--- Start of TASK INPUT ---
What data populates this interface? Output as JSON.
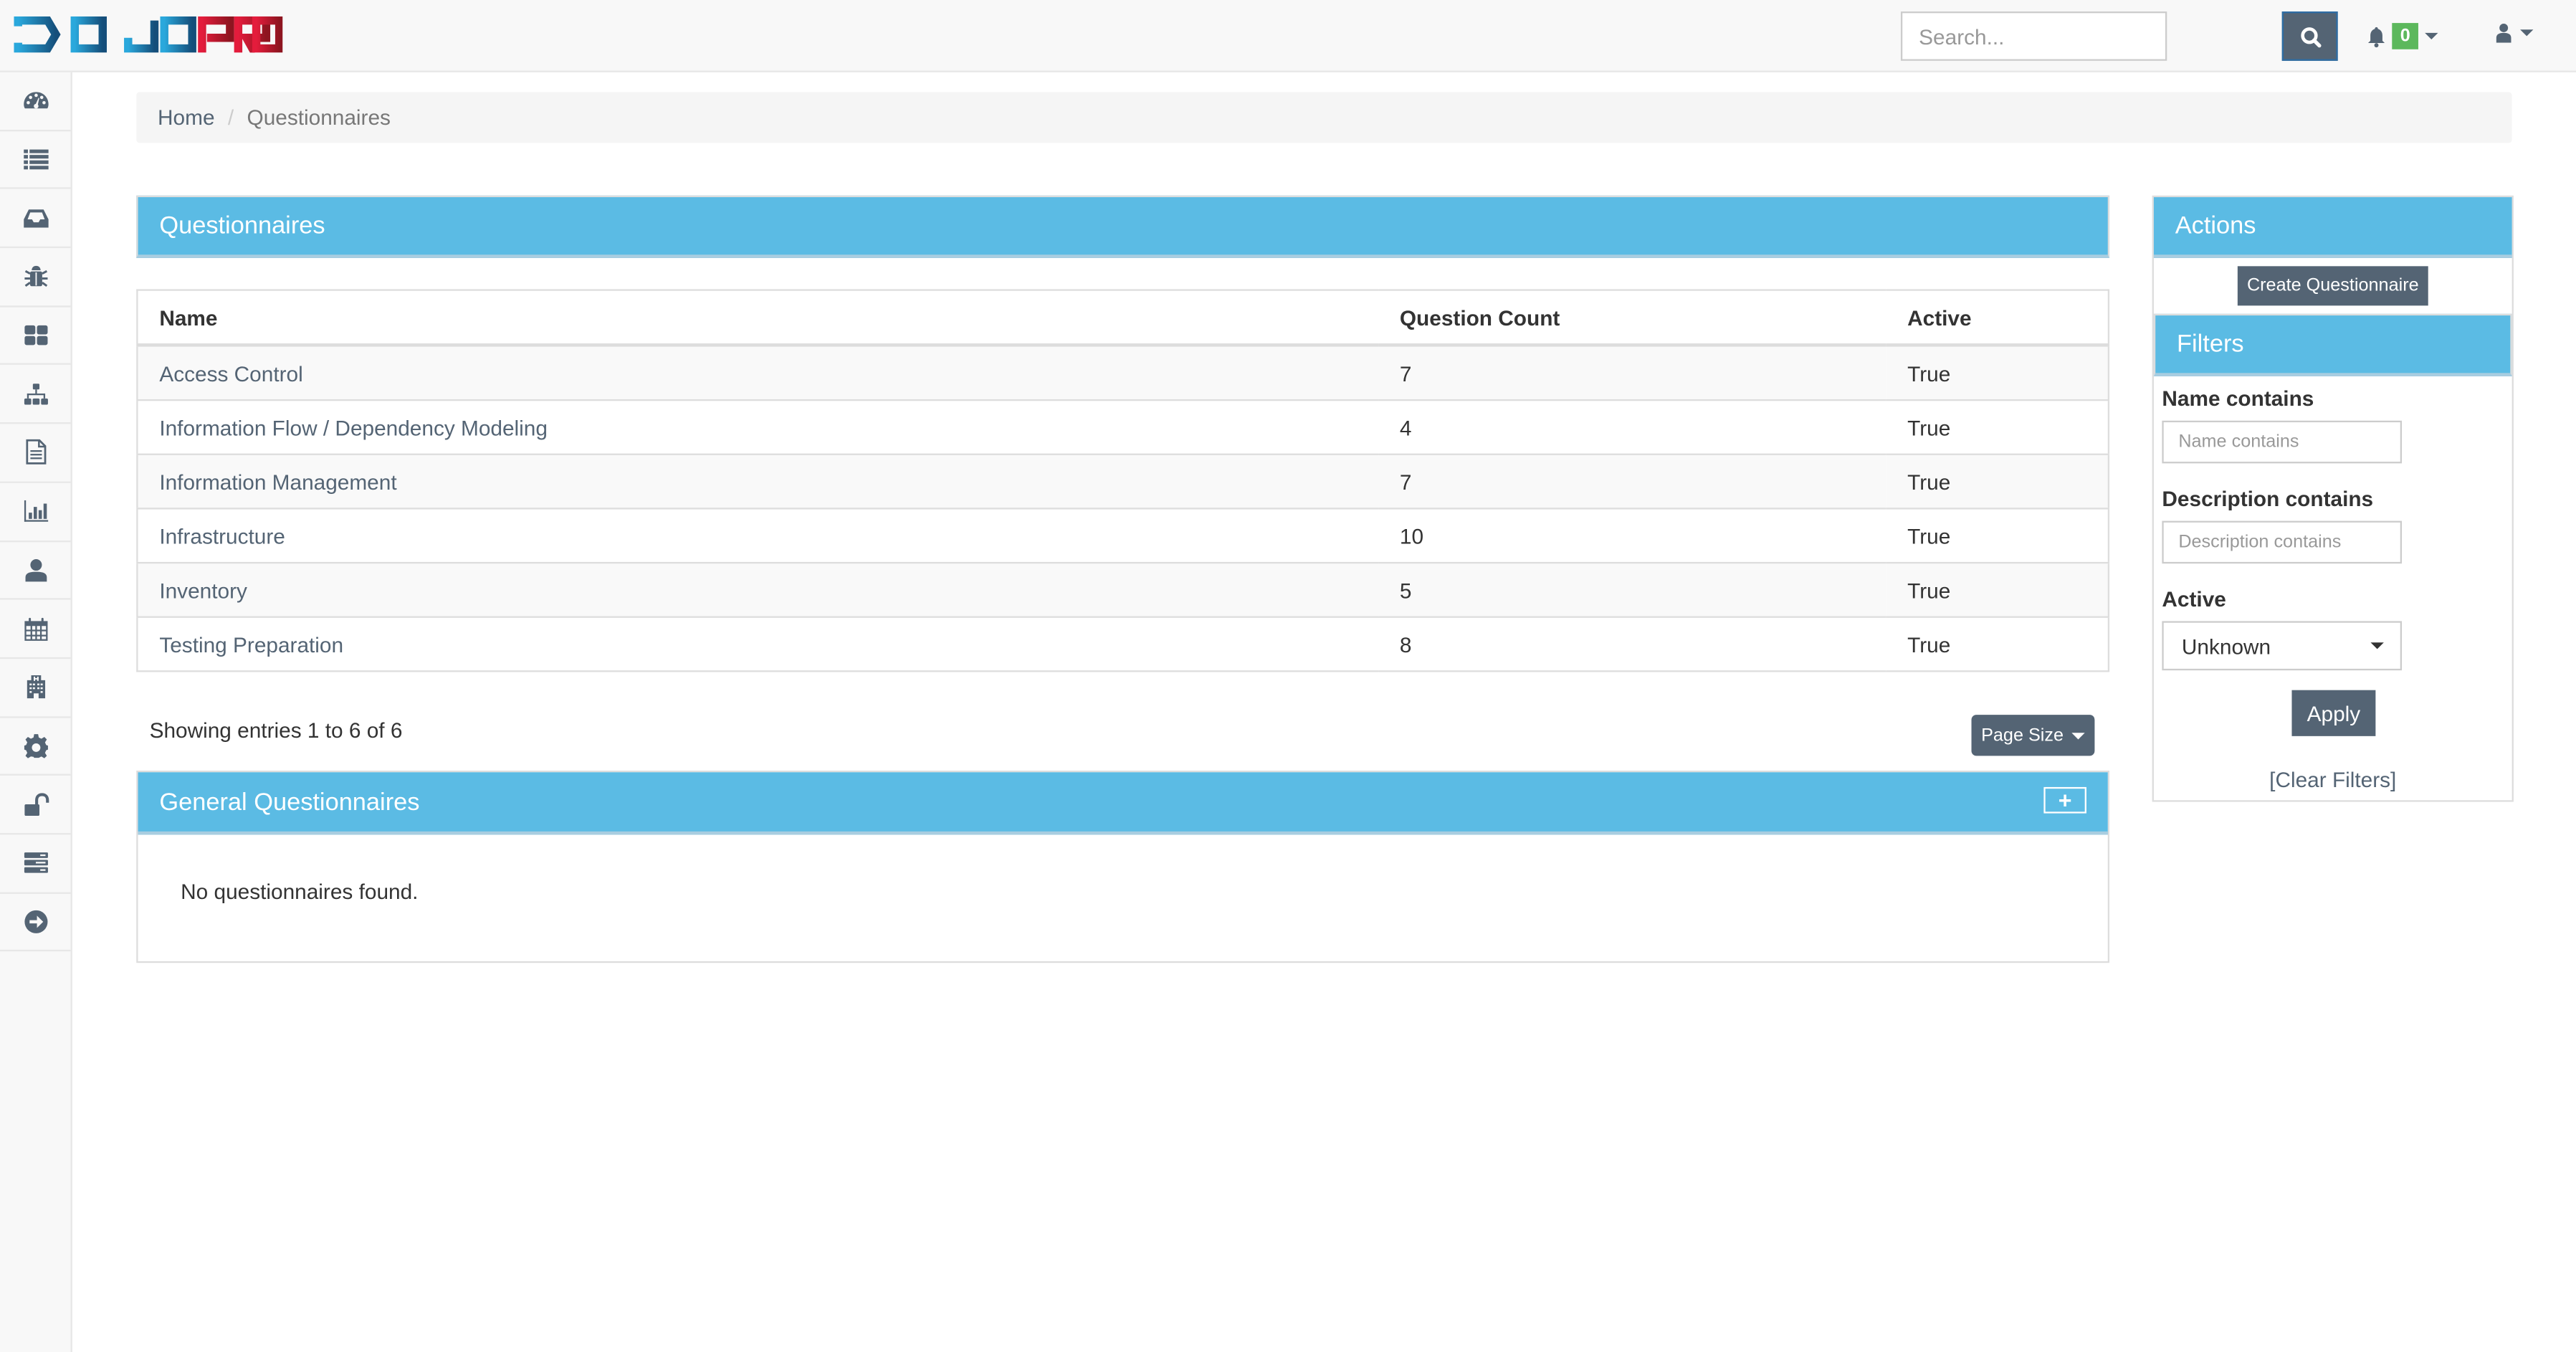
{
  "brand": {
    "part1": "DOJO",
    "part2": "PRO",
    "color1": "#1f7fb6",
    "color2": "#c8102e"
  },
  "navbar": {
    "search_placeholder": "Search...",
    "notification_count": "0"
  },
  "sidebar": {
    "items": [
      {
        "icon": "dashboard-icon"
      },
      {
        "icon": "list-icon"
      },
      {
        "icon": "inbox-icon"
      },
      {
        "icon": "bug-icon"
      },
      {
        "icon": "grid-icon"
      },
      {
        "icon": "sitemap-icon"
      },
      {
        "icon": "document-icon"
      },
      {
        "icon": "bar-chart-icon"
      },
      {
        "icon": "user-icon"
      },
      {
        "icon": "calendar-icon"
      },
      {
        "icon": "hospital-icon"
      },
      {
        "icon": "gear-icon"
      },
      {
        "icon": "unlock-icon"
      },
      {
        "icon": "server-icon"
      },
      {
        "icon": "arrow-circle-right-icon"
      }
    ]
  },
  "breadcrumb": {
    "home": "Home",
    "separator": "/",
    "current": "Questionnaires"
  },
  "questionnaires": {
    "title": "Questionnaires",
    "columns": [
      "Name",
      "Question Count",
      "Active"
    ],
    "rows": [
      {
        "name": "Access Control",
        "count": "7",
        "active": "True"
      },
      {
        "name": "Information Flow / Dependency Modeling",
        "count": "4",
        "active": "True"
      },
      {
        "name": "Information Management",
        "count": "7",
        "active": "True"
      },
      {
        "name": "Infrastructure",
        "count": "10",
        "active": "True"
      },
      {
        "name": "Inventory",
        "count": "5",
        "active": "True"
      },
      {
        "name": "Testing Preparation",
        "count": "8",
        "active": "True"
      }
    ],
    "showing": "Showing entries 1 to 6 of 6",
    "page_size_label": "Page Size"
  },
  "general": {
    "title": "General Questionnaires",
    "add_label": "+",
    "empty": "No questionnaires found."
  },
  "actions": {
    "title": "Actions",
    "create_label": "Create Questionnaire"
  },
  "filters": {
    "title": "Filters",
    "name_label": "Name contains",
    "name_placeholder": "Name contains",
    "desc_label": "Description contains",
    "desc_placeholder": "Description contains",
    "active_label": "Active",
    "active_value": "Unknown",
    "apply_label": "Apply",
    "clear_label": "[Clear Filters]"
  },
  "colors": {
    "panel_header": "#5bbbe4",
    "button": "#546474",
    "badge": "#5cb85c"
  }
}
--- End of TASK INPUT ---
#### OBJECTIVE
Repeat the data in full and exactly. Omit pictures.

#### PROBLEM SOLUTION
What data populates this interface? Output as JSON.
{
  "brand": {
    "part1": "DOJO",
    "part2": "PRO",
    "color1": "#1f7fb6",
    "color2": "#c8102e"
  },
  "navbar": {
    "search_placeholder": "Search...",
    "notification_count": "0"
  },
  "sidebar": {
    "items": [
      {
        "icon": "dashboard-icon"
      },
      {
        "icon": "list-icon"
      },
      {
        "icon": "inbox-icon"
      },
      {
        "icon": "bug-icon"
      },
      {
        "icon": "grid-icon"
      },
      {
        "icon": "sitemap-icon"
      },
      {
        "icon": "document-icon"
      },
      {
        "icon": "bar-chart-icon"
      },
      {
        "icon": "user-icon"
      },
      {
        "icon": "calendar-icon"
      },
      {
        "icon": "hospital-icon"
      },
      {
        "icon": "gear-icon"
      },
      {
        "icon": "unlock-icon"
      },
      {
        "icon": "server-icon"
      },
      {
        "icon": "arrow-circle-right-icon"
      }
    ]
  },
  "breadcrumb": {
    "home": "Home",
    "separator": "/",
    "current": "Questionnaires"
  },
  "questionnaires": {
    "title": "Questionnaires",
    "columns": [
      "Name",
      "Question Count",
      "Active"
    ],
    "rows": [
      {
        "name": "Access Control",
        "count": "7",
        "active": "True"
      },
      {
        "name": "Information Flow / Dependency Modeling",
        "count": "4",
        "active": "True"
      },
      {
        "name": "Information Management",
        "count": "7",
        "active": "True"
      },
      {
        "name": "Infrastructure",
        "count": "10",
        "active": "True"
      },
      {
        "name": "Inventory",
        "count": "5",
        "active": "True"
      },
      {
        "name": "Testing Preparation",
        "count": "8",
        "active": "True"
      }
    ],
    "showing": "Showing entries 1 to 6 of 6",
    "page_size_label": "Page Size"
  },
  "general": {
    "title": "General Questionnaires",
    "add_label": "+",
    "empty": "No questionnaires found."
  },
  "actions": {
    "title": "Actions",
    "create_label": "Create Questionnaire"
  },
  "filters": {
    "title": "Filters",
    "name_label": "Name contains",
    "name_placeholder": "Name contains",
    "desc_label": "Description contains",
    "desc_placeholder": "Description contains",
    "active_label": "Active",
    "active_value": "Unknown",
    "apply_label": "Apply",
    "clear_label": "[Clear Filters]"
  },
  "colors": {
    "panel_header": "#5bbbe4",
    "button": "#546474",
    "badge": "#5cb85c"
  }
}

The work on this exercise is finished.